=== Do this ===
Reproduce the listing verbatim.

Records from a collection
● ● ●

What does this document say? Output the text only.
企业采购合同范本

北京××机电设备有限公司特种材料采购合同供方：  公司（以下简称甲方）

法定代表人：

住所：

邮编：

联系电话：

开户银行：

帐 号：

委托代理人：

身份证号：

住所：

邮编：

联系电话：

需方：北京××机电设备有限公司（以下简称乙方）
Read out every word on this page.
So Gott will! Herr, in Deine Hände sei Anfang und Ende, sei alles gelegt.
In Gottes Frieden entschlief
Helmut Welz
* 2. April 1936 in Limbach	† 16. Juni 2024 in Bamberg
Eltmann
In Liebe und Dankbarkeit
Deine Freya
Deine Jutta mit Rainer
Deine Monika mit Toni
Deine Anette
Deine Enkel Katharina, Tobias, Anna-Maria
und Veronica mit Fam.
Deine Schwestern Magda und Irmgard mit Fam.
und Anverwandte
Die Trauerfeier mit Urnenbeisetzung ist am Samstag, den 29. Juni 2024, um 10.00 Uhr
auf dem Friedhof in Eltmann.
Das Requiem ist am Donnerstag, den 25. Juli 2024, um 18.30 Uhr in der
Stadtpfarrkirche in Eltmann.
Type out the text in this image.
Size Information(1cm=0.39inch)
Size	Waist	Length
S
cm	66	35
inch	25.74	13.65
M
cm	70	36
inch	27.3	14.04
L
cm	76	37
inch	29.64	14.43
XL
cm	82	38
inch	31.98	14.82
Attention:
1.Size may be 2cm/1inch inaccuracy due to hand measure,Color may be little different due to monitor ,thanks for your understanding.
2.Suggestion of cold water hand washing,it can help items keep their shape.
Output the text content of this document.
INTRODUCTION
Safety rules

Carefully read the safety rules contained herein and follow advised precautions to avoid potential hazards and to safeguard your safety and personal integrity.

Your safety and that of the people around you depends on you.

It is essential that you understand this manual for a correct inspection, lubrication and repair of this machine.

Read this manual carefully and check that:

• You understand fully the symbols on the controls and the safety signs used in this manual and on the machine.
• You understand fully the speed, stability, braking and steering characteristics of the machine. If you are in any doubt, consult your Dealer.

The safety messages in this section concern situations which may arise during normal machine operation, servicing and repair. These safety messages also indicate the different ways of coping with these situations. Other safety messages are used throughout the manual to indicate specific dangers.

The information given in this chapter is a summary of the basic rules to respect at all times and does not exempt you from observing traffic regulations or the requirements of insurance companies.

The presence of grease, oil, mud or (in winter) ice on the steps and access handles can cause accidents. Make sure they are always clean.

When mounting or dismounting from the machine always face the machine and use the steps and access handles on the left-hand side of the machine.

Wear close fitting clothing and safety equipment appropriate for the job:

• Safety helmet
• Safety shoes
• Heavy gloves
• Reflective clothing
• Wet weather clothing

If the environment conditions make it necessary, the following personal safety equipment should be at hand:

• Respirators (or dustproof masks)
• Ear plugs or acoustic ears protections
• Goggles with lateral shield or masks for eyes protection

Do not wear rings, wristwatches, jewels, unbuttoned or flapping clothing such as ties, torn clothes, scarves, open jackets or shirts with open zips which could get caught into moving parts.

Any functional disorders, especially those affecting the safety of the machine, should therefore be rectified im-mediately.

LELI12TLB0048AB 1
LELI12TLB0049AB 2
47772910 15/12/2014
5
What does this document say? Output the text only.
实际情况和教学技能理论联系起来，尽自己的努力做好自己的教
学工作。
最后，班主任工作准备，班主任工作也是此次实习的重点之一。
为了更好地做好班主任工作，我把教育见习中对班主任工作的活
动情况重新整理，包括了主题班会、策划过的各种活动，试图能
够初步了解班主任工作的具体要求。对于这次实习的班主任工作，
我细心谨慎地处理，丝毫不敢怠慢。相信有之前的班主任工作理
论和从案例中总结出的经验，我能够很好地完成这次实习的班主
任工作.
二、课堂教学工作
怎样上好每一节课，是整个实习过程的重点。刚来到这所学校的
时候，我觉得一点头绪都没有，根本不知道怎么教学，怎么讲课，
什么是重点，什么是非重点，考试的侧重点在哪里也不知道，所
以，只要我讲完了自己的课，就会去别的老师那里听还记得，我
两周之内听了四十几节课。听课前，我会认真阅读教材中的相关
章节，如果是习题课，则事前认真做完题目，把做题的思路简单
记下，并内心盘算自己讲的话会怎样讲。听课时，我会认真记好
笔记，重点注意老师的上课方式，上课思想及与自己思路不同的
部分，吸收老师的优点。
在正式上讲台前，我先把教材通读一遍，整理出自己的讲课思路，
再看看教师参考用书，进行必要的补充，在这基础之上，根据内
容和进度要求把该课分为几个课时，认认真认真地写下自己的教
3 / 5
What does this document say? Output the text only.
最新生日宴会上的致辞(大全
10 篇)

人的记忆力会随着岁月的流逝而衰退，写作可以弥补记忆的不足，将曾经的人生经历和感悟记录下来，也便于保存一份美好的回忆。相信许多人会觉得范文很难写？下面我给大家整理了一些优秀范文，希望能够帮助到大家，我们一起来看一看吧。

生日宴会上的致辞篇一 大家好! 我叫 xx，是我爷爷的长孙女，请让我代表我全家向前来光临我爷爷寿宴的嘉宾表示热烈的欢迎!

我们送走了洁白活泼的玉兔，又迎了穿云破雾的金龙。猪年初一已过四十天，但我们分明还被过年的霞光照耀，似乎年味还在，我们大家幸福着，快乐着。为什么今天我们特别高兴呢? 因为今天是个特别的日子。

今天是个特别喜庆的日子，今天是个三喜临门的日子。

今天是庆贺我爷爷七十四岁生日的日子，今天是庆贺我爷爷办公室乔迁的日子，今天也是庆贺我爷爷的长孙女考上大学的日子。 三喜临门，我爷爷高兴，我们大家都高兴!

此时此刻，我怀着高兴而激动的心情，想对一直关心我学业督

● ● ●

=== Reply to the task ===
What does this document say? Output the text only.
企业采购合同范本

北京××机电设备有限公司特种材料采购合同供方：  公司（以下简称甲方）

法定代表人：

住所：

邮编：

联系电话：

开户银行：

帐 号：

委托代理人：

身份证号：

住所：

邮编：

联系电话：

需方：北京××机电设备有限公司（以下简称乙方）
Read out every word on this page.
So Gott will! Herr, in Deine Hände sei Anfang und Ende, sei alles gelegt.
In Gottes Frieden entschlief
Helmut Welz
* 2. April 1936 in Limbach	† 16. Juni 2024 in Bamberg
Eltmann
In Liebe und Dankbarkeit
Deine Freya
Deine Jutta mit Rainer
Deine Monika mit Toni
Deine Anette
Deine Enkel Katharina, Tobias, Anna-Maria
und Veronica mit Fam.
Deine Schwestern Magda und Irmgard mit Fam.
und Anverwandte
Die Trauerfeier mit Urnenbeisetzung ist am Samstag, den 29. Juni 2024, um 10.00 Uhr
auf dem Friedhof in Eltmann.
Das Requiem ist am Donnerstag, den 25. Juli 2024, um 18.30 Uhr in der
Stadtpfarrkirche in Eltmann.
Type out the text in this image.
Size Information(1cm=0.39inch)
Size	Waist	Length
S
cm	66	35
inch	25.74	13.65
M
cm	70	36
inch	27.3	14.04
L
cm	76	37
inch	29.64	14.43
XL
cm	82	38
inch	31.98	14.82
Attention:
1.Size may be 2cm/1inch inaccuracy due to hand measure,Color may be little different due to monitor ,thanks for your understanding.
2.Suggestion of cold water hand washing,it can help items keep their shape.
Output the text content of this document.
INTRODUCTION
Safety rules

Carefully read the safety rules contained herein and follow advised precautions to avoid potential hazards and to safeguard your safety and personal integrity.

Your safety and that of the people around you depends on you.

It is essential that you understand this manual for a correct inspection, lubrication and repair of this machine.

Read this manual carefully and check that:

• You understand fully the symbols on the controls and the safety signs used in this manual and on the machine.
• You understand fully the speed, stability, braking and steering characteristics of the machine. If you are in any doubt, consult your Dealer.

The safety messages in this section concern situations which may arise during normal machine operation, servicing and repair. These safety messages also indicate the different ways of coping with these situations. Other safety messages are used throughout the manual to indicate specific dangers.

The information given in this chapter is a summary of the basic rules to respect at all times and does not exempt you from observing traffic regulations or the requirements of insurance companies.

The presence of grease, oil, mud or (in winter) ice on the steps and access handles can cause accidents. Make sure they are always clean.

When mounting or dismounting from the machine always face the machine and use the steps and access handles on the left-hand side of the machine.

Wear close fitting clothing and safety equipment appropriate for the job:

• Safety helmet
• Safety shoes
• Heavy gloves
• Reflective clothing
• Wet weather clothing

If the environment conditions make it necessary, the following personal safety equipment should be at hand:

• Respirators (or dustproof masks)
• Ear plugs or acoustic ears protections
• Goggles with lateral shield or masks for eyes protection

Do not wear rings, wristwatches, jewels, unbuttoned or flapping clothing such as ties, torn clothes, scarves, open jackets or shirts with open zips which could get caught into moving parts.

Any functional disorders, especially those affecting the safety of the machine, should therefore be rectified im-mediately.

LELI12TLB0048AB 1
LELI12TLB0049AB 2
47772910 15/12/2014
5
What does this document say? Output the text only.
实际情况和教学技能理论联系起来，尽自己的努力做好自己的教
学工作。
最后，班主任工作准备，班主任工作也是此次实习的重点之一。
为了更好地做好班主任工作，我把教育见习中对班主任工作的活
动情况重新整理，包括了主题班会、策划过的各种活动，试图能
够初步了解班主任工作的具体要求。对于这次实习的班主任工作，
我细心谨慎地处理，丝毫不敢怠慢。相信有之前的班主任工作理
论和从案例中总结出的经验，我能够很好地完成这次实习的班主
任工作.
二、课堂教学工作
怎样上好每一节课，是整个实习过程的重点。刚来到这所学校的
时候，我觉得一点头绪都没有，根本不知道怎么教学，怎么讲课，
什么是重点，什么是非重点，考试的侧重点在哪里也不知道，所
以，只要我讲完了自己的课，就会去别的老师那里听还记得，我
两周之内听了四十几节课。听课前，我会认真阅读教材中的相关
章节，如果是习题课，则事前认真做完题目，把做题的思路简单
记下，并内心盘算自己讲的话会怎样讲。听课时，我会认真记好
笔记，重点注意老师的上课方式，上课思想及与自己思路不同的
部分，吸收老师的优点。
在正式上讲台前，我先把教材通读一遍，整理出自己的讲课思路，
再看看教师参考用书，进行必要的补充，在这基础之上，根据内
容和进度要求把该课分为几个课时，认认真认真地写下自己的教
3 / 5
What does this document say? Output the text only.
最新生日宴会上的致辞(大全
10 篇)

人的记忆力会随着岁月的流逝而衰退，写作可以弥补记忆的不足，将曾经的人生经历和感悟记录下来，也便于保存一份美好的回忆。相信许多人会觉得范文很难写？下面我给大家整理了一些优秀范文，希望能够帮助到大家，我们一起来看一看吧。

生日宴会上的致辞篇一 大家好! 我叫 xx，是我爷爷的长孙女，请让我代表我全家向前来光临我爷爷寿宴的嘉宾表示热烈的欢迎!

我们送走了洁白活泼的玉兔，又迎了穿云破雾的金龙。猪年初一已过四十天，但我们分明还被过年的霞光照耀，似乎年味还在，我们大家幸福着，快乐着。为什么今天我们特别高兴呢? 因为今天是个特别的日子。

今天是个特别喜庆的日子，今天是个三喜临门的日子。

今天是庆贺我爷爷七十四岁生日的日子，今天是庆贺我爷爷办公室乔迁的日子，今天也是庆贺我爷爷的长孙女考上大学的日子。 三喜临门，我爷爷高兴，我们大家都高兴!

此时此刻，我怀着高兴而激动的心情，想对一直关心我学业督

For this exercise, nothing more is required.